* begin Information supplied *

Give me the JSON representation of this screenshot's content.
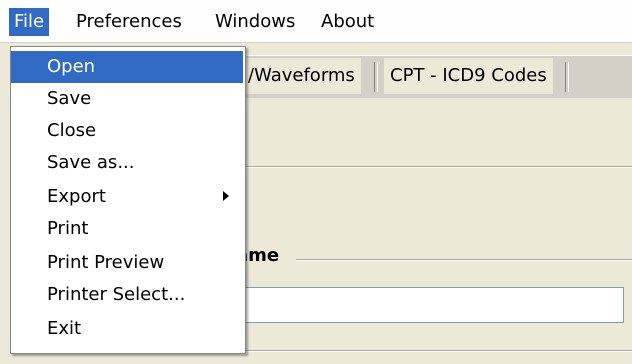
{
  "menubar": {
    "items": [
      {
        "label": "File"
      },
      {
        "label": "Preferences"
      },
      {
        "label": "Windows"
      },
      {
        "label": "About"
      }
    ],
    "active_index": 0
  },
  "tabs": [
    {
      "label": "/Waveforms"
    },
    {
      "label": "CPT - ICD9 Codes"
    }
  ],
  "group": {
    "label": "ame"
  },
  "file_menu": {
    "items": [
      {
        "label": "Open"
      },
      {
        "label": "Save"
      },
      {
        "label": "Close"
      },
      {
        "label": "Save as..."
      },
      {
        "label": "Export"
      },
      {
        "label": "Print"
      },
      {
        "label": "Print Preview"
      },
      {
        "label": "Printer Select..."
      },
      {
        "label": "Exit"
      }
    ],
    "highlighted_index": 0,
    "submenu_index": 4
  },
  "colors": {
    "highlight": "#316ac5",
    "window_bg": "#ece9d8",
    "menubar_bg": "#fefefe"
  }
}
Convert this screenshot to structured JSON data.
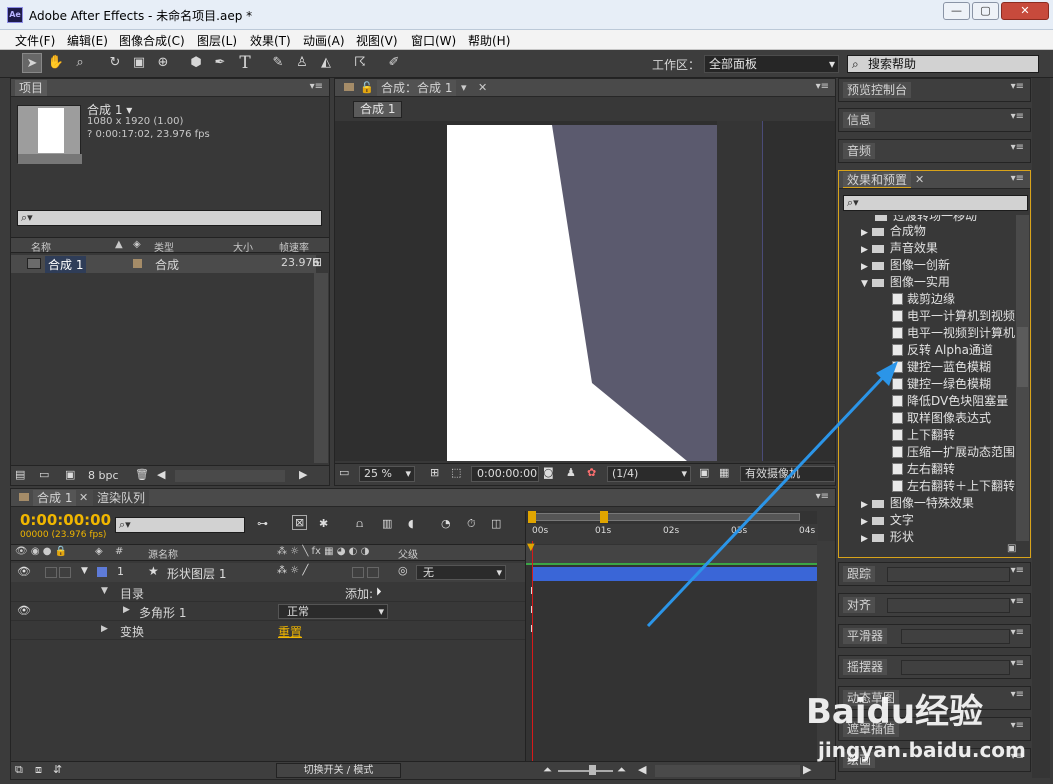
{
  "window": {
    "title": "Adobe After Effects - 未命名项目.aep *",
    "logo": "Ae",
    "min_icon": "minimize-icon",
    "max_icon": "restore-icon",
    "close_icon": "close-icon"
  },
  "menu": [
    "文件(F)",
    "编辑(E)",
    "图像合成(C)",
    "图层(L)",
    "效果(T)",
    "动画(A)",
    "视图(V)",
    "窗口(W)",
    "帮助(H)"
  ],
  "toolbar": {
    "workspace_label": "工作区：",
    "workspace_value": "全部面板",
    "search_help": "搜索帮助",
    "tools": [
      "selection-icon",
      "hand-icon",
      "zoom-icon",
      "rotate-icon",
      "camera-icon",
      "pan-behind-icon",
      "shape-icon",
      "pen-icon",
      "text-icon",
      "brush-icon",
      "clone-stamp-icon",
      "eraser-icon",
      "puppet-icon",
      "pin-icon"
    ]
  },
  "project": {
    "tab": "项目",
    "comp_name": "合成 1 ▾",
    "comp_size": "1080 x 1920 (1.00)",
    "comp_duration": "? 0:00:17:02, 23.976 fps",
    "col_name": "名称",
    "col_type": "类型",
    "col_size": "大小",
    "col_rate": "帧速率",
    "item": {
      "name": "合成 1",
      "type": "合成",
      "rate": "23.976"
    },
    "bpc": "8 bpc"
  },
  "comp_viewer": {
    "tab": "合成：合成 1",
    "sub_tab": "合成 1",
    "zoom": "25 %",
    "timecode": "0:00:00:00",
    "resolution": "(1/4)",
    "camera": "有效摄像机"
  },
  "right_panels": {
    "preview": "预览控制台",
    "info": "信息",
    "audio": "音频",
    "effects": "效果和预置",
    "tracker": "跟踪",
    "align": "对齐",
    "smoother": "平滑器",
    "wiggler": "摇摆器",
    "motion_sketch": "动态草图",
    "mask_interp": "遮罩插值",
    "paint": "绘画"
  },
  "effects_tree": {
    "top_cut": "过渡转场一移动",
    "folders_top": [
      "合成物",
      "声音效果",
      "图像一创新",
      "图像一实用"
    ],
    "items": [
      "裁剪边缘",
      "电平一计算机到视频",
      "电平一视频到计算机",
      "反转 Alpha通道",
      "键控一蓝色模糊",
      "键控一绿色模糊",
      "降低DV色块阻塞量",
      "取样图像表达式",
      "上下翻转",
      "压缩一扩展动态范围",
      "左右翻转",
      "左右翻转＋上下翻转"
    ],
    "folders_bottom": [
      "图像一特殊效果",
      "文字",
      "形状"
    ]
  },
  "timeline": {
    "tab": "合成 1",
    "render_tab": "渲染队列",
    "timecode": "0:00:00:00",
    "fps_line": "00000 (23.976 fps)",
    "col_source": "源名称",
    "col_parent": "父级",
    "layer_num": "1",
    "layer_name": "形状图层 1",
    "parent_value": "无",
    "contents": "目录",
    "add": "添加:",
    "polygon": "多角形 1",
    "blend": "正常",
    "transform": "变换",
    "reset": "重置",
    "ticks": [
      "00s",
      "01s",
      "02s",
      "03s",
      "04s"
    ],
    "toggle_label": "切换开关 / 模式"
  },
  "colors": {
    "panel": "#383838",
    "accent": "#f0b600",
    "layer_bar": "#3a66d7",
    "playhead": "#d71a1a",
    "annotation_arrow": "#2b95e8"
  },
  "watermark": {
    "brand": "Baidu经验",
    "url": "jingyan.baidu.com"
  }
}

* end Information supplied *

▶ **Task description**: Retype every record above exactly as written, but leave out the pictures.

▶ **Solution to the problem**:
Give me the JSON representation of this screenshot's content.
{
  "menubar": {
    "items": [
      {
        "label": "File"
      },
      {
        "label": "Preferences"
      },
      {
        "label": "Windows"
      },
      {
        "label": "About"
      }
    ],
    "active_index": 0
  },
  "tabs": [
    {
      "label": "/Waveforms"
    },
    {
      "label": "CPT - ICD9 Codes"
    }
  ],
  "group": {
    "label": "ame"
  },
  "file_menu": {
    "items": [
      {
        "label": "Open"
      },
      {
        "label": "Save"
      },
      {
        "label": "Close"
      },
      {
        "label": "Save as..."
      },
      {
        "label": "Export"
      },
      {
        "label": "Print"
      },
      {
        "label": "Print Preview"
      },
      {
        "label": "Printer Select..."
      },
      {
        "label": "Exit"
      }
    ],
    "highlighted_index": 0,
    "submenu_index": 4
  },
  "colors": {
    "highlight": "#316ac5",
    "window_bg": "#ece9d8",
    "menubar_bg": "#fefefe"
  }
}
Convert this screenshot to structured JSON data.
{
  "window": {
    "title": "Adobe After Effects - 未命名项目.aep *",
    "logo": "Ae",
    "min_icon": "minimize-icon",
    "max_icon": "restore-icon",
    "close_icon": "close-icon"
  },
  "menu": [
    "文件(F)",
    "编辑(E)",
    "图像合成(C)",
    "图层(L)",
    "效果(T)",
    "动画(A)",
    "视图(V)",
    "窗口(W)",
    "帮助(H)"
  ],
  "toolbar": {
    "workspace_label": "工作区：",
    "workspace_value": "全部面板",
    "search_help": "搜索帮助",
    "tools": [
      "selection-icon",
      "hand-icon",
      "zoom-icon",
      "rotate-icon",
      "camera-icon",
      "pan-behind-icon",
      "shape-icon",
      "pen-icon",
      "text-icon",
      "brush-icon",
      "clone-stamp-icon",
      "eraser-icon",
      "puppet-icon",
      "pin-icon"
    ]
  },
  "project": {
    "tab": "项目",
    "comp_name": "合成 1 ▾",
    "comp_size": "1080 x 1920 (1.00)",
    "comp_duration": "? 0:00:17:02, 23.976 fps",
    "col_name": "名称",
    "col_type": "类型",
    "col_size": "大小",
    "col_rate": "帧速率",
    "item": {
      "name": "合成 1",
      "type": "合成",
      "rate": "23.976"
    },
    "bpc": "8 bpc"
  },
  "comp_viewer": {
    "tab": "合成：合成 1",
    "sub_tab": "合成 1",
    "zoom": "25 %",
    "timecode": "0:00:00:00",
    "resolution": "(1/4)",
    "camera": "有效摄像机"
  },
  "right_panels": {
    "preview": "预览控制台",
    "info": "信息",
    "audio": "音频",
    "effects": "效果和预置",
    "tracker": "跟踪",
    "align": "对齐",
    "smoother": "平滑器",
    "wiggler": "摇摆器",
    "motion_sketch": "动态草图",
    "mask_interp": "遮罩插值",
    "paint": "绘画"
  },
  "effects_tree": {
    "top_cut": "过渡转场一移动",
    "folders_top": [
      "合成物",
      "声音效果",
      "图像一创新",
      "图像一实用"
    ],
    "items": [
      "裁剪边缘",
      "电平一计算机到视频",
      "电平一视频到计算机",
      "反转 Alpha通道",
      "键控一蓝色模糊",
      "键控一绿色模糊",
      "降低DV色块阻塞量",
      "取样图像表达式",
      "上下翻转",
      "压缩一扩展动态范围",
      "左右翻转",
      "左右翻转＋上下翻转"
    ],
    "folders_bottom": [
      "图像一特殊效果",
      "文字",
      "形状"
    ]
  },
  "timeline": {
    "tab": "合成 1",
    "render_tab": "渲染队列",
    "timecode": "0:00:00:00",
    "fps_line": "00000 (23.976 fps)",
    "col_source": "源名称",
    "col_parent": "父级",
    "layer_num": "1",
    "layer_name": "形状图层 1",
    "parent_value": "无",
    "contents": "目录",
    "add": "添加:",
    "polygon": "多角形 1",
    "blend": "正常",
    "transform": "变换",
    "reset": "重置",
    "ticks": [
      "00s",
      "01s",
      "02s",
      "03s",
      "04s"
    ],
    "toggle_label": "切换开关 / 模式"
  },
  "colors": {
    "panel": "#383838",
    "accent": "#f0b600",
    "layer_bar": "#3a66d7",
    "playhead": "#d71a1a",
    "annotation_arrow": "#2b95e8"
  },
  "watermark": {
    "brand": "Baidu经验",
    "url": "jingyan.baidu.com"
  }
}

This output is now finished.